* THE TASK *
The lines to be extracted begin at the line containing "Decode this image" and end at the last line of the data below; copy them exactly and leave out the pictures.

*** PROVIDED RECORDS

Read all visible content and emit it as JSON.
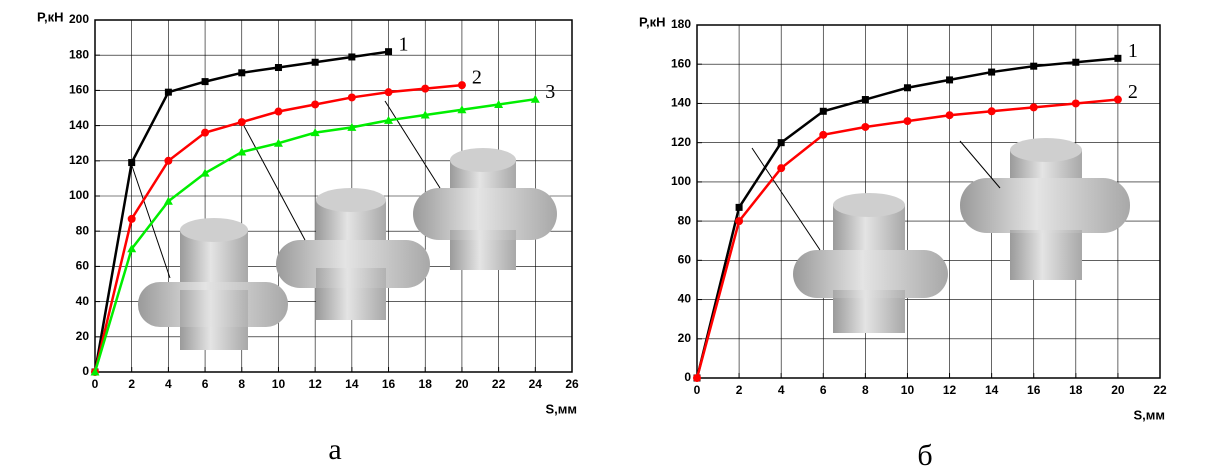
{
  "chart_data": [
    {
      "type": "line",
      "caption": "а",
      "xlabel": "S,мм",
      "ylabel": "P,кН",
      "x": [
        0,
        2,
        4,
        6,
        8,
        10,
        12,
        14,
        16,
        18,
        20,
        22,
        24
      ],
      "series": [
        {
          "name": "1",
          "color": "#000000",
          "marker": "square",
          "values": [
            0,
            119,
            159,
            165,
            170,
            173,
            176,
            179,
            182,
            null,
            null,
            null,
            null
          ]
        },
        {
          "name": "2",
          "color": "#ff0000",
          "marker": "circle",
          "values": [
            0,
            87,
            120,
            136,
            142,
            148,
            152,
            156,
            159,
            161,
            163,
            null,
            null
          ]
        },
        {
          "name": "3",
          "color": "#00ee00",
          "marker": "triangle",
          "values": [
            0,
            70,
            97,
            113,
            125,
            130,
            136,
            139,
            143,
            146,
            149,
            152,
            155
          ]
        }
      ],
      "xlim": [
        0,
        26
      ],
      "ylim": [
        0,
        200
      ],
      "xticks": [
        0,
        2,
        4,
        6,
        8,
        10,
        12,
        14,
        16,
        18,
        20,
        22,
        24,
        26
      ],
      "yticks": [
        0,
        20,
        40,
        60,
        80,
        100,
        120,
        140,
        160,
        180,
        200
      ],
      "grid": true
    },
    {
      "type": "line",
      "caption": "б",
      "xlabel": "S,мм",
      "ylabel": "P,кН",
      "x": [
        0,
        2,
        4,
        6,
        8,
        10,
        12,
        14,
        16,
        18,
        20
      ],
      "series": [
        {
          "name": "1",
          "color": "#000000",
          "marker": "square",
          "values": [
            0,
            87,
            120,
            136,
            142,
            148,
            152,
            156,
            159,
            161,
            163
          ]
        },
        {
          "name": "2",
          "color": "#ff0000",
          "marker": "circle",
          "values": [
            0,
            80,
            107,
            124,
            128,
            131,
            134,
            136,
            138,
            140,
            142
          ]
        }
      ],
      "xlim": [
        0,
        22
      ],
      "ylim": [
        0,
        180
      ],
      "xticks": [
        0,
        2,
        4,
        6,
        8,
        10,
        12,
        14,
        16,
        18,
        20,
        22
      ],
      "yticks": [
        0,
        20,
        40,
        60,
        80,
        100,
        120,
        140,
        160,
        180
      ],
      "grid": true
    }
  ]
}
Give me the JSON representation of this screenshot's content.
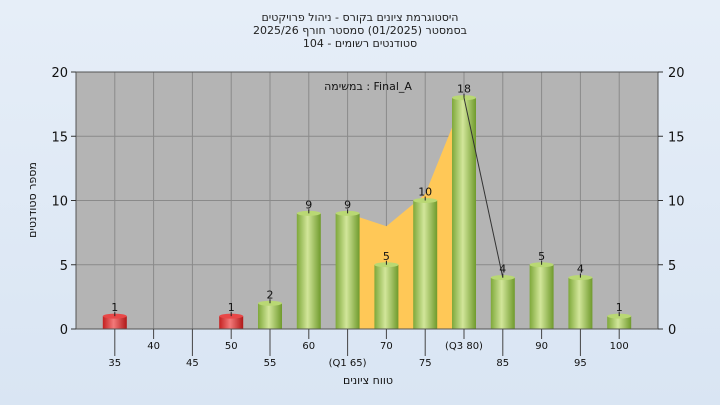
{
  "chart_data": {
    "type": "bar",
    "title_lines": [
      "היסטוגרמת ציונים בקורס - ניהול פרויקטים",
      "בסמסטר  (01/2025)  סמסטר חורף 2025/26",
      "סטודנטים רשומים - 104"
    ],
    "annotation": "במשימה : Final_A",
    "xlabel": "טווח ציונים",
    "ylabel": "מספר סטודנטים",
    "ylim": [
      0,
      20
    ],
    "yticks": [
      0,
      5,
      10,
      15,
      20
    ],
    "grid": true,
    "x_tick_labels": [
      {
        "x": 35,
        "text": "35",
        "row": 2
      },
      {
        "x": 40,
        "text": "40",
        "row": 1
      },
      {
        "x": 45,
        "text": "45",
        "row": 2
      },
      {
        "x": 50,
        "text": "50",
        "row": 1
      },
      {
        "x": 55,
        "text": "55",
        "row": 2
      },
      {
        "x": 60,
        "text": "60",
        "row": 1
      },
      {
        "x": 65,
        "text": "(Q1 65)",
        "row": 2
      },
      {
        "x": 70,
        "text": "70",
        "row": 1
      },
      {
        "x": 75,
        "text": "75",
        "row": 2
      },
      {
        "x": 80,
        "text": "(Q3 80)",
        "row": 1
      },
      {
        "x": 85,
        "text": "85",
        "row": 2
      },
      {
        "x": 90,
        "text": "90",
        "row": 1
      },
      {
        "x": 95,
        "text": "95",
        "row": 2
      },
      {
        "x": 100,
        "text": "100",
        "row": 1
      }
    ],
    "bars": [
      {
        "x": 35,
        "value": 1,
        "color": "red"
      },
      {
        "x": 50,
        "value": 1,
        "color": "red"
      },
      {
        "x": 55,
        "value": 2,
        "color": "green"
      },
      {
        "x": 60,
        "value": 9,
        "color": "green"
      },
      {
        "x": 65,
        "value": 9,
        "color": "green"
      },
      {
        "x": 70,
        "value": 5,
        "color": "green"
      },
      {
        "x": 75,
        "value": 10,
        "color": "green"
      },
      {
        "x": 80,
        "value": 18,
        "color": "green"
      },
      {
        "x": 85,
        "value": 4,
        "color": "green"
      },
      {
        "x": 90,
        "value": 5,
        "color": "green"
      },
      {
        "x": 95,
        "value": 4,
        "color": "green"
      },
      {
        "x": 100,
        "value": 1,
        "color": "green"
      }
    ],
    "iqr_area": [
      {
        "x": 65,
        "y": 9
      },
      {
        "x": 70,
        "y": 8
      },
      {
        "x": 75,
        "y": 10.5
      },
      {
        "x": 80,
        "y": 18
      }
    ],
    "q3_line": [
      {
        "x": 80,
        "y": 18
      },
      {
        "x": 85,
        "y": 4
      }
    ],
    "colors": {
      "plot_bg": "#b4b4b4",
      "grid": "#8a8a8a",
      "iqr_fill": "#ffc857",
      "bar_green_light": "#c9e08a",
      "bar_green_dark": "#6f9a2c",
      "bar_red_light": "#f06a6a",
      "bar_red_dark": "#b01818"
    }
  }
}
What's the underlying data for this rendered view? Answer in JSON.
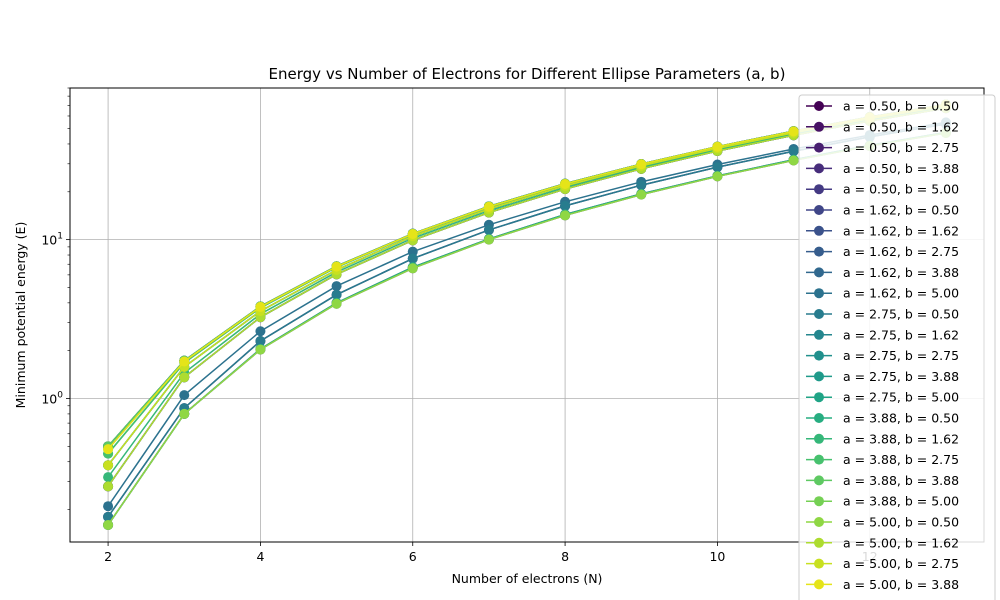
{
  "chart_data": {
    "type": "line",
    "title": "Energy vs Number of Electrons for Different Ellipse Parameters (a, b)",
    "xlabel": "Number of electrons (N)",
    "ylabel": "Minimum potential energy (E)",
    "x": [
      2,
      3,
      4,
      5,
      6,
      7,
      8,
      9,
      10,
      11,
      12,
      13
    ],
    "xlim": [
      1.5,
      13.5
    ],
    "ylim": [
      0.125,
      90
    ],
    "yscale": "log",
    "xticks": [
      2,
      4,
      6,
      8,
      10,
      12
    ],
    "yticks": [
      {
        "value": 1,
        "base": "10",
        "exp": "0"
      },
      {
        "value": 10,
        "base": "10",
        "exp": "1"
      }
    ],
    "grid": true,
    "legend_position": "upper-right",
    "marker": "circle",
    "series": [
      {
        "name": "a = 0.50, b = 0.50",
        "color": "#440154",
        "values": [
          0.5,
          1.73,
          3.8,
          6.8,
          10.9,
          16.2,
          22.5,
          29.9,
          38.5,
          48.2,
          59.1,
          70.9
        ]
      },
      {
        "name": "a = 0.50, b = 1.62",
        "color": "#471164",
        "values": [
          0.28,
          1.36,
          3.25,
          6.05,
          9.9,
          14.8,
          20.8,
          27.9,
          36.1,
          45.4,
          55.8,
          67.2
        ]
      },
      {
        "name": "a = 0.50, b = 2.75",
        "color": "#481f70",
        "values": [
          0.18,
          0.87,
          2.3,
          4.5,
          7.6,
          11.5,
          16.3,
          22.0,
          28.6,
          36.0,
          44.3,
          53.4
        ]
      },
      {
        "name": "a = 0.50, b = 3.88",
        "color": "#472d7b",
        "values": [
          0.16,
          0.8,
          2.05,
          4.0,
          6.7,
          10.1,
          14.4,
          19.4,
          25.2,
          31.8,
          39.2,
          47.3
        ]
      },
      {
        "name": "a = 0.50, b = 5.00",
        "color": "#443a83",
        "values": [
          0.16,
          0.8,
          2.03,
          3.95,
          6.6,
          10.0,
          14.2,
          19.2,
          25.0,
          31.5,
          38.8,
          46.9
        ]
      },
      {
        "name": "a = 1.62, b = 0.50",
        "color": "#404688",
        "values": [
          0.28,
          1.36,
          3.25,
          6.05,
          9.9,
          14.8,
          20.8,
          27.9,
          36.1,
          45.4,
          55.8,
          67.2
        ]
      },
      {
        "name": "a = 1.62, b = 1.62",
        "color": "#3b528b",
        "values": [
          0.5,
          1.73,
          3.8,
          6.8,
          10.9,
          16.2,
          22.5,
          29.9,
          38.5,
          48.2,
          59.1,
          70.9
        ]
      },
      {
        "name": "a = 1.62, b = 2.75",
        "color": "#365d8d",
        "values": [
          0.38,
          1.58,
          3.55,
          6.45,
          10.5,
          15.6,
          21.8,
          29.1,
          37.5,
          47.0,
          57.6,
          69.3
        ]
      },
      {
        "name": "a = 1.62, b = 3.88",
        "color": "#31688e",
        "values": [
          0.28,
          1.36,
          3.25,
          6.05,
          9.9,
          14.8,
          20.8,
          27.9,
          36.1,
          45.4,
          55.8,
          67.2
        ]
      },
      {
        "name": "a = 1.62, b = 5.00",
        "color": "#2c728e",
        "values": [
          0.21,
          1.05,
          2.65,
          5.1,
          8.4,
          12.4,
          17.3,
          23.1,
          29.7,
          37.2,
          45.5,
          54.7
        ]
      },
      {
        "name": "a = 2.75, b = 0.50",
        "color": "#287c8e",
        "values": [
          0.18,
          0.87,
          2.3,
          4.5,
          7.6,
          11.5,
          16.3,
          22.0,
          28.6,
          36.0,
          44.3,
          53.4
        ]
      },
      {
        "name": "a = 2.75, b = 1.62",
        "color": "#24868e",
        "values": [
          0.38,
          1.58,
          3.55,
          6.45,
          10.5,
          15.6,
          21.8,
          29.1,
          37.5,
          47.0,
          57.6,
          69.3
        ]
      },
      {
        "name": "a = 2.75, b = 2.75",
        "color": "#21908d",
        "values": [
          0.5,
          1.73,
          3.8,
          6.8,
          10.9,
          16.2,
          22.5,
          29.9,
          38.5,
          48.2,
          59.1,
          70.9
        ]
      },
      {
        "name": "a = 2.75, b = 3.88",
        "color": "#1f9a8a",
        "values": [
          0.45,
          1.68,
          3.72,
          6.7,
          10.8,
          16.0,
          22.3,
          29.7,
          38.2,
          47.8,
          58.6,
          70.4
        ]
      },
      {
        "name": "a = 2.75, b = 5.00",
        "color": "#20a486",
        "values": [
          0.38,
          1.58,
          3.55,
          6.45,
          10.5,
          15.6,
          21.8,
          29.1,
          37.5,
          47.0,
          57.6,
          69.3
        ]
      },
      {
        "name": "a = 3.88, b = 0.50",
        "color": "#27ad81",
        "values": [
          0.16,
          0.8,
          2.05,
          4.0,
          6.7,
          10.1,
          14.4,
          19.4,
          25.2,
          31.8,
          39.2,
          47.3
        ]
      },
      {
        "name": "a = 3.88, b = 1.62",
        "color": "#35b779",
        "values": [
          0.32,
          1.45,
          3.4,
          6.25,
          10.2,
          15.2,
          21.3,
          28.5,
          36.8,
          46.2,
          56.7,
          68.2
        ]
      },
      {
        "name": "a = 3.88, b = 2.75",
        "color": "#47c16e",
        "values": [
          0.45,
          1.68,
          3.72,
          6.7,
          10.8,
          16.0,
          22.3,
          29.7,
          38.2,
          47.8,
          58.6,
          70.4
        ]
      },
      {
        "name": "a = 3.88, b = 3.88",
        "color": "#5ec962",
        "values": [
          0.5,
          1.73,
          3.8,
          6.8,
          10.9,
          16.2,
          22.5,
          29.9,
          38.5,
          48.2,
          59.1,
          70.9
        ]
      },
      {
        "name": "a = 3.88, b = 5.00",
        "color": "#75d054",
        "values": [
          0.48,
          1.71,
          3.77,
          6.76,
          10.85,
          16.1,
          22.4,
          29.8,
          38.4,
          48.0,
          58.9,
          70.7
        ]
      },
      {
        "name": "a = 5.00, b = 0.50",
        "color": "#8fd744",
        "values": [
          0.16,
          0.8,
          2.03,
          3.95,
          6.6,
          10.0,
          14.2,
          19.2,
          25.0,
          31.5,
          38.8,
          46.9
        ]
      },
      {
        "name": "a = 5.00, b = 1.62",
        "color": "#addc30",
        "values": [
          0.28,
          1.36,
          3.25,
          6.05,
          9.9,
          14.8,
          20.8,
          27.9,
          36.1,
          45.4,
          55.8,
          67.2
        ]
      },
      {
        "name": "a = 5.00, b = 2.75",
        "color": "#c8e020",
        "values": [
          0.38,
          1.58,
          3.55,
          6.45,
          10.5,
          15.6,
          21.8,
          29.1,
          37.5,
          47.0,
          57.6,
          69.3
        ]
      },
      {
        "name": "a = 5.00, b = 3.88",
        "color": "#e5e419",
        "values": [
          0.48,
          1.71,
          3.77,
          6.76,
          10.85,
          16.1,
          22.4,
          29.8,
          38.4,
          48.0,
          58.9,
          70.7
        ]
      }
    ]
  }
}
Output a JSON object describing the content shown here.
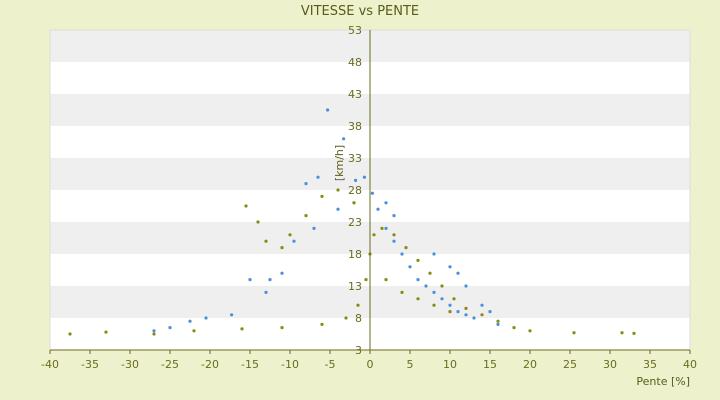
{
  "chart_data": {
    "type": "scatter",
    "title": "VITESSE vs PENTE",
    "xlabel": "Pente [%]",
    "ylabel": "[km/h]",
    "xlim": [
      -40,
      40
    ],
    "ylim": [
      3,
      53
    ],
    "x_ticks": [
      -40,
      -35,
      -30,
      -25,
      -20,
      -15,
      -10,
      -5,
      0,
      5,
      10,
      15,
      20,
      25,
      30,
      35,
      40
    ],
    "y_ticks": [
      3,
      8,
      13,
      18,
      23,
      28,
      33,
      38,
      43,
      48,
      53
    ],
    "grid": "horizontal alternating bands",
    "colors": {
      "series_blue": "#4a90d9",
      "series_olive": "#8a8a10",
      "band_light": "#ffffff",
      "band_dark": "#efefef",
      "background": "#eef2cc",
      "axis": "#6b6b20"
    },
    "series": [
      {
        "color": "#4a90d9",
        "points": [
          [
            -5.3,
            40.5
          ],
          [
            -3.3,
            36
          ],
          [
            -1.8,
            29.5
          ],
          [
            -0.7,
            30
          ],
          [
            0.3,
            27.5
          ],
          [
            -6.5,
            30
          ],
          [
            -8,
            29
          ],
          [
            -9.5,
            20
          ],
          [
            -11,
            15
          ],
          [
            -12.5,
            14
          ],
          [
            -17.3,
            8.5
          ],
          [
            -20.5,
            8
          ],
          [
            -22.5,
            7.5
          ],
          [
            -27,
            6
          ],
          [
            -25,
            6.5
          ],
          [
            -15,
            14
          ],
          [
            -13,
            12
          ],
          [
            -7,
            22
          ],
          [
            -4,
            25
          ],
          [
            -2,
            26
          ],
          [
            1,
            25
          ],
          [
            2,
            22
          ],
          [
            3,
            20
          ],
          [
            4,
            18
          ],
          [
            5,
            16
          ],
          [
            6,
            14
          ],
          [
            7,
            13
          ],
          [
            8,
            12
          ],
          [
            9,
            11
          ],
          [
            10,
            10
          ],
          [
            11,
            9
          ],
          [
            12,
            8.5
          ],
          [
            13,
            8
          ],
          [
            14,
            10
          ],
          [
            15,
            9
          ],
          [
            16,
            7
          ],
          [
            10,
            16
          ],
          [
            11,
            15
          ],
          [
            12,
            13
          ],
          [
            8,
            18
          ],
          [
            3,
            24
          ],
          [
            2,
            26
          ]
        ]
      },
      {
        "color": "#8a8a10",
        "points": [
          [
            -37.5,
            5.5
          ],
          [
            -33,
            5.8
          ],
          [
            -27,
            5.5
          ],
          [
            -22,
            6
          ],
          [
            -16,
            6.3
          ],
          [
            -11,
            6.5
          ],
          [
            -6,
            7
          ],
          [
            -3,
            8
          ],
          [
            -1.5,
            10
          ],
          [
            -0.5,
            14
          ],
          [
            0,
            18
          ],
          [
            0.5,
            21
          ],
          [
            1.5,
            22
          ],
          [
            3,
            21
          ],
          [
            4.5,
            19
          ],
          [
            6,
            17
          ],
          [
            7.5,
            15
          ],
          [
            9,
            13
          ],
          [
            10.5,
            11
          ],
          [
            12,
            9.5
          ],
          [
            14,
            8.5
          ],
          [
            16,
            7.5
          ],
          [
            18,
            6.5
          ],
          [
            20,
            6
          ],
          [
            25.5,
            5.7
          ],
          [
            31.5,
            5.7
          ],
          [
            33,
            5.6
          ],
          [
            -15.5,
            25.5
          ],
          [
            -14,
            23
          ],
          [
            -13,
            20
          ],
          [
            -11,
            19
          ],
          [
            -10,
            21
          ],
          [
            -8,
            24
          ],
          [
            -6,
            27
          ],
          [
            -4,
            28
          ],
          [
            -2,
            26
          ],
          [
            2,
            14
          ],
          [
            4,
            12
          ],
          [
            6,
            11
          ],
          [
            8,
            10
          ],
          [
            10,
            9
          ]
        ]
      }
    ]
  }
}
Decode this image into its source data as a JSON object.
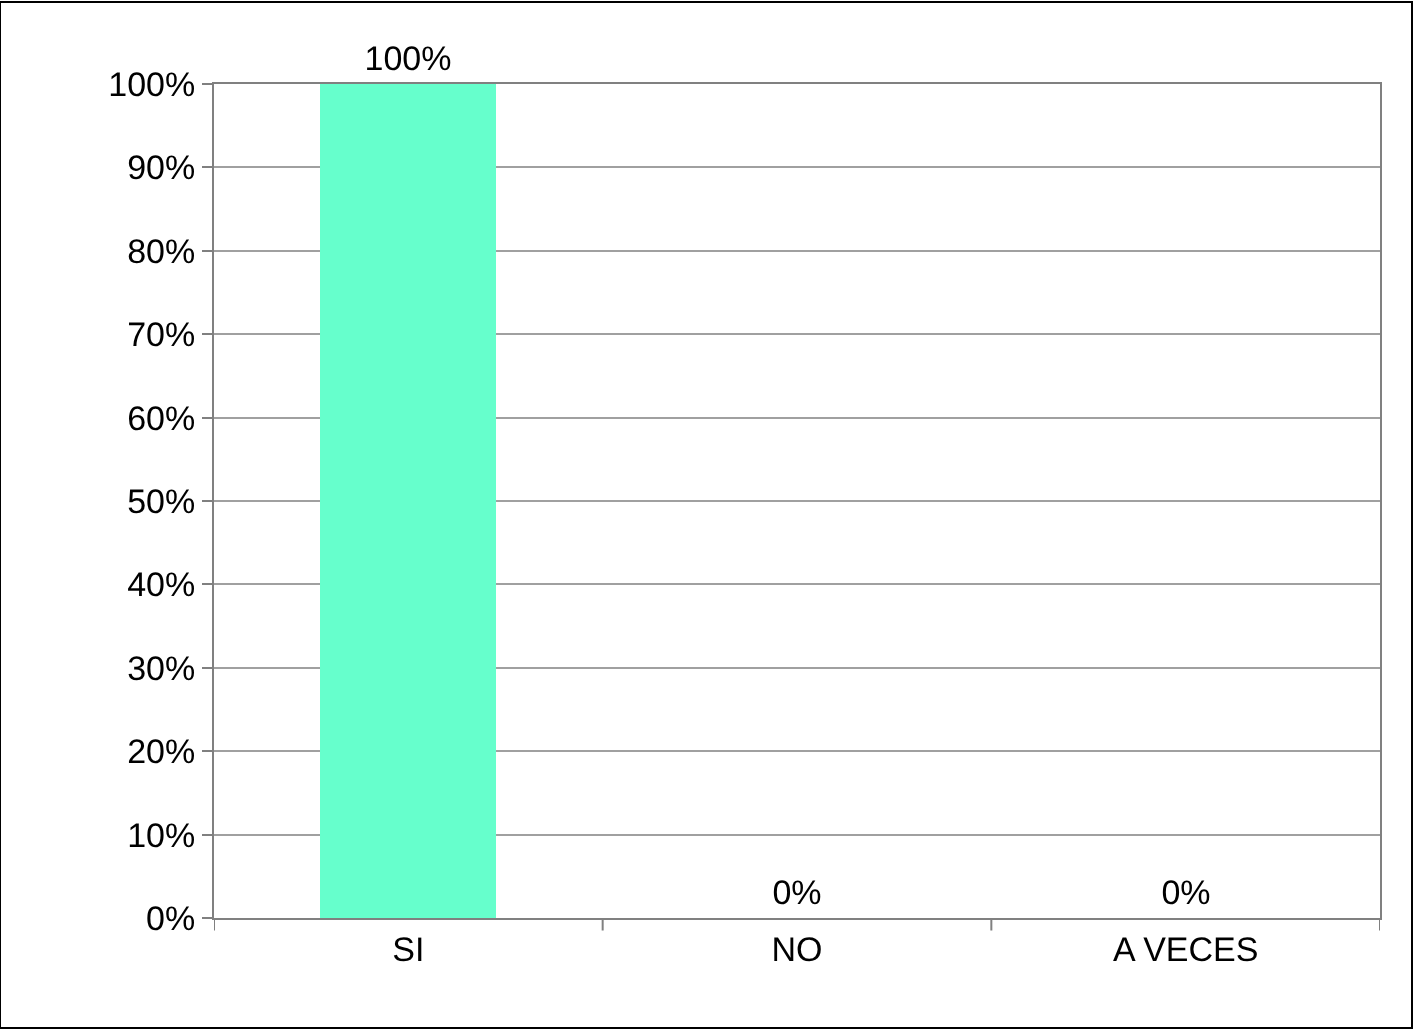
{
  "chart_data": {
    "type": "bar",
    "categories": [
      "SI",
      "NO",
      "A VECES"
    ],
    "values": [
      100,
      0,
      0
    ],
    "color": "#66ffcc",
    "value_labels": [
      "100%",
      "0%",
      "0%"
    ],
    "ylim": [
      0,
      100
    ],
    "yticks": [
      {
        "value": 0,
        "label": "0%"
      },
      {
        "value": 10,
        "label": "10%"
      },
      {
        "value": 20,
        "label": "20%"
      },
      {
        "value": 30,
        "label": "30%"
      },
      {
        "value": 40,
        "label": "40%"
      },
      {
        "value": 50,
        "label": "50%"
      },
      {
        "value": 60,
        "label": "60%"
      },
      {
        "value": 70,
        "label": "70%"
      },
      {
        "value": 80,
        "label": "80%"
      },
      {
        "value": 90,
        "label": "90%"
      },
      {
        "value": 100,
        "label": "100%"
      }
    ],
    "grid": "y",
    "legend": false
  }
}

******

* FINISHED TASK *
Decode this image into its source data as a JSON object.
{
  "chart_data": {
    "type": "bar",
    "categories": [
      "SI",
      "NO",
      "A VECES"
    ],
    "values": [
      100,
      0,
      0
    ],
    "color": "#66ffcc",
    "value_labels": [
      "100%",
      "0%",
      "0%"
    ],
    "ylim": [
      0,
      100
    ],
    "yticks": [
      {
        "value": 0,
        "label": "0%"
      },
      {
        "value": 10,
        "label": "10%"
      },
      {
        "value": 20,
        "label": "20%"
      },
      {
        "value": 30,
        "label": "30%"
      },
      {
        "value": 40,
        "label": "40%"
      },
      {
        "value": 50,
        "label": "50%"
      },
      {
        "value": 60,
        "label": "60%"
      },
      {
        "value": 70,
        "label": "70%"
      },
      {
        "value": 80,
        "label": "80%"
      },
      {
        "value": 90,
        "label": "90%"
      },
      {
        "value": 100,
        "label": "100%"
      }
    ],
    "grid": "y",
    "legend": false
  }
}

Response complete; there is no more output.